*** The input

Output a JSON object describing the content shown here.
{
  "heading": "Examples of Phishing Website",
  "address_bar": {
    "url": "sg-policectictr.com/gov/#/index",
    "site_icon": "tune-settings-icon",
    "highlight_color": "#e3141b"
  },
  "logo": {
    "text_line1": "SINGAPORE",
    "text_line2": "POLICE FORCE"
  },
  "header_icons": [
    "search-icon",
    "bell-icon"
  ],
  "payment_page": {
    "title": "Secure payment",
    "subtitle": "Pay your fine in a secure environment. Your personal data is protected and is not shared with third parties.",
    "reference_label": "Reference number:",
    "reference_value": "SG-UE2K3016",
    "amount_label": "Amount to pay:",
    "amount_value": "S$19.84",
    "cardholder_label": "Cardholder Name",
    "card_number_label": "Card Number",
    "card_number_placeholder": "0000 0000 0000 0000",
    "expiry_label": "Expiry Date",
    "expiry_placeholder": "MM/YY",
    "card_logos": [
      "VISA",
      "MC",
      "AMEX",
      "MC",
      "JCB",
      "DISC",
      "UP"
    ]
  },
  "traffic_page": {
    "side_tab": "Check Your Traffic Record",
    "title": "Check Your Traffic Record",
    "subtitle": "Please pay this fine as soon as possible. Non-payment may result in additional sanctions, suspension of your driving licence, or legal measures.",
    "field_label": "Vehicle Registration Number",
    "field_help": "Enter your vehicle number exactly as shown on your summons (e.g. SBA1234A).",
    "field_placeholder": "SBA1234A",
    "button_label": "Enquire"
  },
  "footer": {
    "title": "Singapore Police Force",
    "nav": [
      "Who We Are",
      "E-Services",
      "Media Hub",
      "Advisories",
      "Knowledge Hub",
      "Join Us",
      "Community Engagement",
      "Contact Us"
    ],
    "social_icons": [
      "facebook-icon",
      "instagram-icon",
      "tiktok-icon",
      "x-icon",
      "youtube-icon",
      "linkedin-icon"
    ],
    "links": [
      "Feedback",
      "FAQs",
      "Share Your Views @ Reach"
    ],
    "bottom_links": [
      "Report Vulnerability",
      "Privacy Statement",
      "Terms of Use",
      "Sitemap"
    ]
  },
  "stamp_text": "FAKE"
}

******

Write out every line from the entries where "Record" appears.

**Answer to this task:**
    "side_tab": "Check Your Traffic Record",
    "title": "Check Your Traffic Record",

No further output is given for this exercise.